Document passage:
· · · · · · ·

# new here



## pgo12 (Nov 23, 2004)

just wanted to say hi. new here. friend said this was an interesting forum. thought i would check it out. i have a couple ih tractors. pg


----------



## Michael (Sep 16, 2003)

Well, Welcome to TF.:friends: I think that this is the best of the tractor forums and it has been a lot interesting ideas on it. Sorry I do not own a Farmall, but a 25 year old rice tractor (Kubota) but I will still welcome you here. Now for the question for you Hows about some pictures (the muded up the better of your tractors)


----------



## Ingersoll444 (Sep 17, 2003)

Welcome to Tractor Forum!!!


Well lets hear it. What kinda tractors do you have? We want to hear ALL the dirt!!


----------



## bear (Oct 20, 2003)

welcome to tractorforum. like paul said lets hear about those tractors


----------



## pgo12 (Nov 23, 2004)

i have a 53 SA, 51SA, 1939 w30, 2-1936 o12s, 1932 regular, and a couple more. will try to figure out how to post a picture. pg


----------



## bontai Joe (Sep 16, 2003)

Welcome to the forum! Sounds like you have been collecting for a while. So are these fine machines from your family farm? or just a passion?


----------



## jodyand (Sep 16, 2003)

Welcome pgo12 :friends: Always good to see another ih fan need to post some pictures of your tractors.


----------



## freebird (Sep 16, 2003)

Welcome! I own a 1956 Cub Lo-Boy.


----------



## CatDaddy (May 30, 2004)

Welcome pgo12! If you need help getting photos just let us know. We'll definitely help you out.

Angel


----------



## parts man (Sep 24, 2003)

Hi pgo12, and welcome to TF.com!!:friends: This is a great site, with friendly helpful people! I look forward to seeing pics of your tractors!:thumbsup:


----------



## pgo12 (Nov 23, 2004)

*tractor picture*

heres my 12 at wauseon ,ohio . this is when they had the rumely show there. didnt seem to come out to clear. pg


----------



## parts man (Sep 24, 2003)

· · · · · · ·

Supplied data:
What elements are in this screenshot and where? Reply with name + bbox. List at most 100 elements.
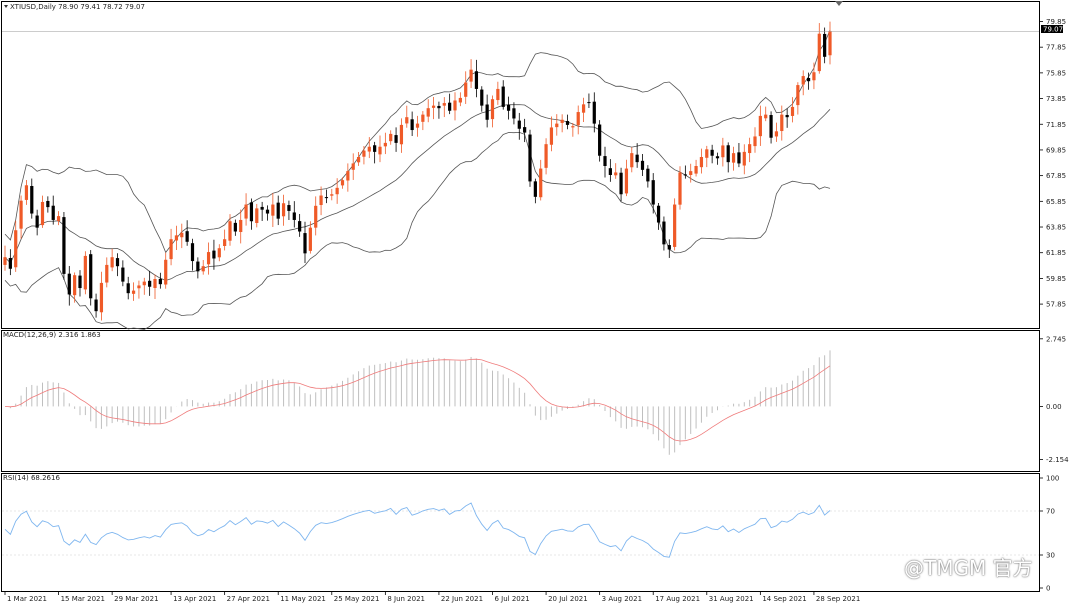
candle (780, 105, 784, 141)
candle (662, 216, 666, 251)
bollinger-upper-line (4, 30, 831, 254)
candle (196, 257, 200, 279)
candle-body (212, 250, 216, 259)
candle (330, 188, 334, 201)
candle (560, 114, 564, 133)
candle (255, 203, 259, 228)
candle-body (19, 200, 23, 229)
candle-body (651, 180, 655, 205)
candle-body (78, 275, 82, 289)
candle-body (410, 119, 414, 131)
candle (458, 92, 462, 107)
candle (126, 276, 130, 300)
candle-body (496, 88, 500, 101)
candle-body (126, 283, 130, 294)
candle-body (201, 266, 205, 272)
candle-body (276, 202, 280, 219)
candle-body (667, 245, 671, 250)
chart-menu-icon[interactable] (4, 5, 8, 8)
candle-body (608, 168, 612, 175)
candle (89, 250, 93, 306)
candle-body (619, 172, 623, 195)
trading-chart[interactable]: 79.8577.8575.8573.8571.8569.8567.8565.85… (0, 0, 1072, 604)
candle (544, 138, 548, 175)
candle-body (485, 104, 489, 120)
candle (630, 147, 634, 173)
candle-body (801, 76, 805, 85)
candle (131, 282, 136, 301)
candle (223, 229, 227, 251)
candle-body (94, 299, 98, 312)
candle-body (148, 280, 152, 287)
candle-body (56, 216, 61, 221)
macd-pane-frame (1, 330, 1040, 472)
candle-body (480, 89, 484, 106)
candle-body (287, 205, 291, 211)
candle (190, 238, 195, 271)
candle (651, 173, 655, 214)
macd-y-tick-label: 0.00 (1046, 403, 1062, 411)
candle (603, 146, 607, 178)
candle (431, 96, 436, 120)
candle (24, 179, 29, 205)
candle-body (646, 168, 650, 182)
candle-body (394, 135, 398, 143)
candle-body (131, 290, 136, 294)
candle-body (560, 119, 564, 123)
candle-body (228, 221, 232, 241)
candle (271, 193, 275, 228)
candle-body (255, 208, 259, 223)
candle (496, 81, 500, 105)
candle (721, 137, 725, 167)
x-axis-tick-label: 1 Mar 2021 (7, 595, 47, 603)
candle (823, 27, 827, 64)
candle-body (737, 152, 741, 164)
candle-body (158, 278, 162, 285)
candle (410, 111, 414, 136)
candle (233, 219, 237, 236)
candle (555, 114, 559, 136)
candle-body (490, 99, 495, 120)
candle (30, 178, 34, 219)
candle (448, 93, 452, 115)
candle-body (196, 261, 200, 272)
candle (480, 86, 484, 112)
candle (506, 96, 511, 120)
macd-pane-title: MACD(12,26,9) 2.316 1.863 (3, 331, 101, 339)
x-axis-tick-label: 25 May 2021 (334, 595, 380, 603)
candle-body (110, 257, 114, 268)
candle (389, 130, 393, 145)
candle (14, 220, 18, 272)
candle (790, 97, 795, 123)
candle (748, 137, 752, 163)
candle (308, 221, 312, 254)
candle-body (399, 124, 404, 145)
candle (351, 153, 355, 180)
candle-body (164, 259, 168, 285)
price-y-tick-label: 77.85 (1046, 44, 1066, 52)
x-axis-tick-label: 14 Sep 2021 (762, 595, 806, 603)
candle (710, 144, 714, 164)
candle-body (806, 77, 811, 82)
candle (635, 143, 639, 168)
chart-shift-marker-icon[interactable] (835, 1, 843, 6)
candle (8, 249, 12, 276)
candle (608, 159, 612, 182)
x-axis-tick-label: 22 Jun 2021 (441, 595, 483, 603)
candle (217, 244, 221, 262)
candle (673, 198, 677, 251)
candle (105, 257, 109, 288)
candle (137, 280, 141, 299)
candle (405, 105, 409, 128)
candle (314, 196, 318, 236)
candle (201, 260, 205, 275)
price-y-tick-label: 57.85 (1046, 301, 1066, 309)
candle (40, 195, 45, 228)
candle (148, 270, 152, 296)
candle (565, 114, 570, 130)
candle-body (753, 136, 757, 147)
price-y-tick-label: 71.85 (1046, 121, 1066, 129)
candle (549, 116, 554, 152)
candle (83, 251, 87, 295)
candle (110, 248, 114, 272)
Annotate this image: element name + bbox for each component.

· · · · · · ·

Exercise goal: Reproduce the full forum thread welcoming the new member with IH tractors, word for word, from its first line to its last.

Exercise solution:
# new here



## pgo12 (Nov 23, 2004)

just wanted to say hi. new here. friend said this was an interesting forum. thought i would check it out. i have a couple ih tractors. pg


----------



## Michael (Sep 16, 2003)

Well, Welcome to TF.:friends: I think that this is the best of the tractor forums and it has been a lot interesting ideas on it. Sorry I do not own a Farmall, but a 25 year old rice tractor (Kubota) but I will still welcome you here. Now for the question for you Hows about some pictures (the muded up the better of your tractors)


----------



## Ingersoll444 (Sep 17, 2003)

Welcome to Tractor Forum!!!


Well lets hear it. What kinda tractors do you have? We want to hear ALL the dirt!!


----------



## bear (Oct 20, 2003)

welcome to tractorforum. like paul said lets hear about those tractors


----------



## pgo12 (Nov 23, 2004)

i have a 53 SA, 51SA, 1939 w30, 2-1936 o12s, 1932 regular, and a couple more. will try to figure out how to post a picture. pg


----------



## bontai Joe (Sep 16, 2003)

Welcome to the forum! Sounds like you have been collecting for a while. So are these fine machines from your family farm? or just a passion?


----------



## jodyand (Sep 16, 2003)

Welcome pgo12 :friends: Always good to see another ih fan need to post some pictures of your tractors.


----------



## freebird (Sep 16, 2003)

Welcome! I own a 1956 Cub Lo-Boy.


----------



## CatDaddy (May 30, 2004)

Welcome pgo12! If you need help getting photos just let us know. We'll definitely help you out.

Angel


----------



## parts man (Sep 24, 2003)

Hi pgo12, and welcome to TF.com!!:friends: This is a great site, with friendly helpful people! I look forward to seeing pics of your tractors!:thumbsup:


----------



## pgo12 (Nov 23, 2004)

*tractor picture*

heres my 12 at wauseon ,ohio . this is when they had the rumely show there. didnt seem to come out to clear. pg


----------



## parts man (Sep 24, 2003)